Requirements: Quote, word for word, the passage of the Journey CD forum post that runs from "Well, it truly" up to and including "official procureable source.".

++++ Text ++++

Well, it truly appears that the Journey CD finally came out today. The Sumthing Else Facebook page had a post making the announcement again, and still links directly to Amazon as its official procureable source.

The problem? For whatever reason, Amazon didn't have the CD in stock today, and still doesn't at this time. Which is strange, I might add (though it's more likely Sumthing Else in my opinion). Regardless, I cancelled my Amazon preorder and ordered instead from one of the 3rd party merchants, the reliable importCDs - shipment is pending.

Though in general, most of you are aware that I like this score a little bit wink, I plan on posting a formal review on Film, Music & Media, and will be posting a copy of that here. I'm just glad to finally have this album in a tangible format, and be able to further support Austin Wintory's music!

 
 Posted:   Oct 10, 2012 - 2:09 PM   
 By:   losher22   (Member)

Attention collectors!!!

I just received an email from Austin Wintory's email database that contains the following:

"The Journey CD is finally done and ready!! And as my thank you for your immense patience in waiting for it, the initial limited run batch will be signed by Jenova Chen, Journey's Art Director Matt Nava (who also recently has had a gorgeous book of Journey art published!), and me. The album features a 10-page book stunningly laid out by Matt, with liner notes by SCEA Music Manager Keith Leary, Journey producer Kellee Santiago and me."

Holy crap! big grin I've included the link below where you can order a copy. According to the site, the signed CD, which also includes a "set of 4x6 post cards," is shipping in mid-November. Act fast!

++++ Provided material ++++

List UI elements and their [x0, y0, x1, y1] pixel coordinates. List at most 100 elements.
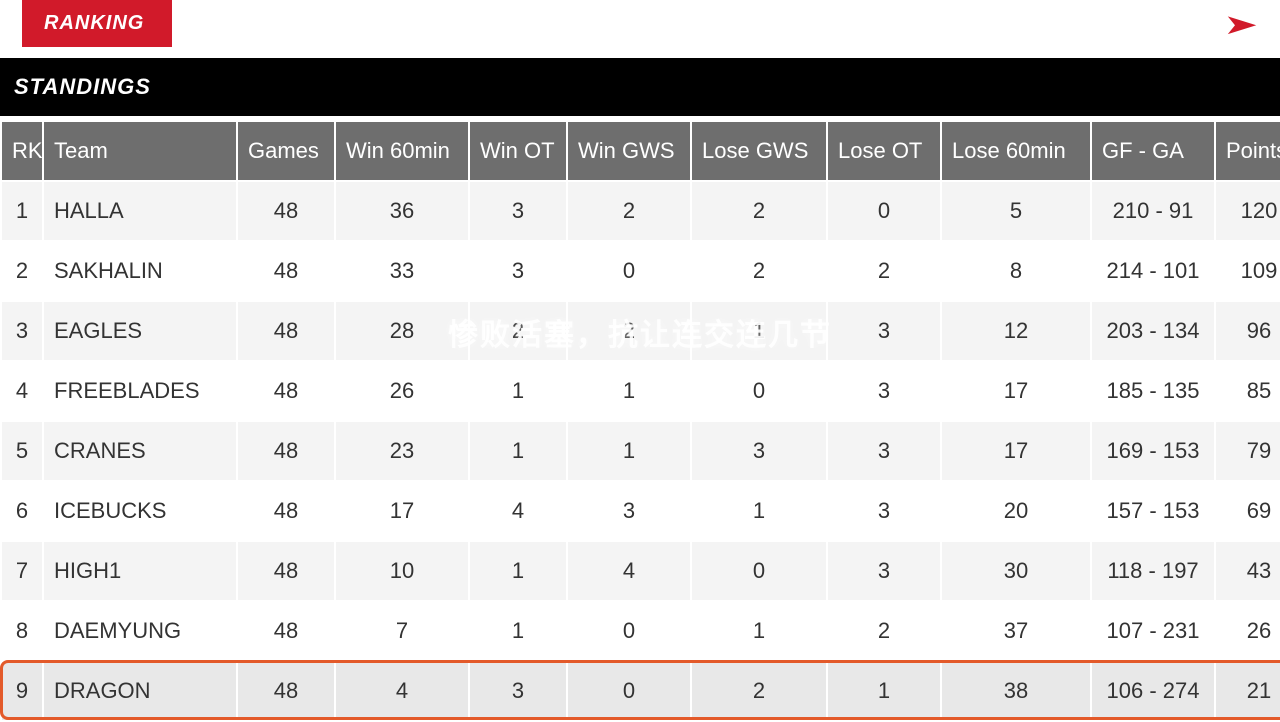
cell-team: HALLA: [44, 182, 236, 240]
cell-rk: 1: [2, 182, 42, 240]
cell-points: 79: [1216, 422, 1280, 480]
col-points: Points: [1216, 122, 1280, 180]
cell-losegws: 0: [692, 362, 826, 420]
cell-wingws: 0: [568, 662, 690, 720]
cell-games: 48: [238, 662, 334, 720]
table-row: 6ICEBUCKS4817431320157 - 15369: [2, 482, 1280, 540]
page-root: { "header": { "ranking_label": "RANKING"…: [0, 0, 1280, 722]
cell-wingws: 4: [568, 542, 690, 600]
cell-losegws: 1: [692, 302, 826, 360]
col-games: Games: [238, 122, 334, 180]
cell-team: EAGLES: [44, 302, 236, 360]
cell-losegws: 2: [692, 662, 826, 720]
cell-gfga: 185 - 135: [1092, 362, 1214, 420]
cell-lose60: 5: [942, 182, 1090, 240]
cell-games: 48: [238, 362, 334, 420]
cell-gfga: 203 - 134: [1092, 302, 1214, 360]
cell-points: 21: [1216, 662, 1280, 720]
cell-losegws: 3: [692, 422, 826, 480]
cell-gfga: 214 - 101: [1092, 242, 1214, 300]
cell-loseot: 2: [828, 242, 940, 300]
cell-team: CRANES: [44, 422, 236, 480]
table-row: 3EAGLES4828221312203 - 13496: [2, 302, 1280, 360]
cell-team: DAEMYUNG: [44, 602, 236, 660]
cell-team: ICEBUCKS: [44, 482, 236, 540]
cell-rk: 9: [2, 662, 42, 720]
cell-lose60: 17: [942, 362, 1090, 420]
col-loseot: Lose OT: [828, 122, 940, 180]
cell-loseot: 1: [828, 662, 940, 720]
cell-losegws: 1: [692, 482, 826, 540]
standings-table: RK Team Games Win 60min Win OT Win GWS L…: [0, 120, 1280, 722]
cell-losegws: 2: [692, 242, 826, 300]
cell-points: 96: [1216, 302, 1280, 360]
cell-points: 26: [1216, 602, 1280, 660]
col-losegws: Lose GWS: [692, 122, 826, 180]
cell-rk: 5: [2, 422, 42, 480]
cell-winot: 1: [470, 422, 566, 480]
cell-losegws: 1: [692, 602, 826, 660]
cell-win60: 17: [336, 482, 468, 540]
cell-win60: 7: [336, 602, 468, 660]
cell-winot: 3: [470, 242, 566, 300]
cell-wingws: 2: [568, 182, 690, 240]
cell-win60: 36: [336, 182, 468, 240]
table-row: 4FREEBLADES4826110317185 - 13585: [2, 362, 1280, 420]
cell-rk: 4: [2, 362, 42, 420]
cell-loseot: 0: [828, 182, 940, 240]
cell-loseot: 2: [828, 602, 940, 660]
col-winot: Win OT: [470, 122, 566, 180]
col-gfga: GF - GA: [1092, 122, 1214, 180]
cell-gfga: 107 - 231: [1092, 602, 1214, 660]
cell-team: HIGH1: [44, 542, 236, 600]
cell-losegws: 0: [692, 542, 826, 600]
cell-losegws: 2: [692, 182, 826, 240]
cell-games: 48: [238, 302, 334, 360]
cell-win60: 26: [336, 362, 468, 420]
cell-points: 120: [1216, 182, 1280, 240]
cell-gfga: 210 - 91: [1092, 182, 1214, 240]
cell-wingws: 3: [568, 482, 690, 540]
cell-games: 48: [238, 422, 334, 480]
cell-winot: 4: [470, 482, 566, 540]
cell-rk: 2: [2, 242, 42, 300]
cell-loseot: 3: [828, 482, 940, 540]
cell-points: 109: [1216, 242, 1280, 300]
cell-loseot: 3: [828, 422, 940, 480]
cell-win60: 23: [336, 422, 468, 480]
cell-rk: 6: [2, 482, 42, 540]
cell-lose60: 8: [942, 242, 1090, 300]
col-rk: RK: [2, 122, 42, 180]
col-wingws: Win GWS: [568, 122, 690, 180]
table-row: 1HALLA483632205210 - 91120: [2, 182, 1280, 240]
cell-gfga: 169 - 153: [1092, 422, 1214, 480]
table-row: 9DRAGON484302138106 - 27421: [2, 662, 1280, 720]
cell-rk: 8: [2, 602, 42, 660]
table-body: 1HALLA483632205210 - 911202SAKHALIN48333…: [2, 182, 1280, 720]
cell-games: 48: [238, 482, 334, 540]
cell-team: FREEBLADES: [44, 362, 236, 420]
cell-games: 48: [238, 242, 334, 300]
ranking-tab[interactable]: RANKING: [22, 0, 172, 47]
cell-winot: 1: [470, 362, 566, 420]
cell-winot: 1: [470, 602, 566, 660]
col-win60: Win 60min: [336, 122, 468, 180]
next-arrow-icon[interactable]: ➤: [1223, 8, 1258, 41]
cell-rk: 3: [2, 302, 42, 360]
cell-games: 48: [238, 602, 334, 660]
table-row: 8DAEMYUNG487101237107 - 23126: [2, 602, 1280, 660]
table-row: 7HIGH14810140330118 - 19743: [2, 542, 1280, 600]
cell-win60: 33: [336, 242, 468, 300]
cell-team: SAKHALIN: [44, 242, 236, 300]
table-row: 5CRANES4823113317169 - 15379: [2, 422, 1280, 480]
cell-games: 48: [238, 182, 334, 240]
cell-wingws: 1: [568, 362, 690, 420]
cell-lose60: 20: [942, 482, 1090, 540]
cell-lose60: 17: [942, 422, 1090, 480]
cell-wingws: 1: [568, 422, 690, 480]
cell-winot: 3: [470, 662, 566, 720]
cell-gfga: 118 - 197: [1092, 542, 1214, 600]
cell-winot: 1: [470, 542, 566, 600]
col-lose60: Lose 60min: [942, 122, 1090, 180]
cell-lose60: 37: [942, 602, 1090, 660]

++++

Written response:
Well, it truly appears that the Journey CD finally came out today. The Sumthing Else Facebook page had a post making the announcement again, and still links directly to Amazon as its official procureable source.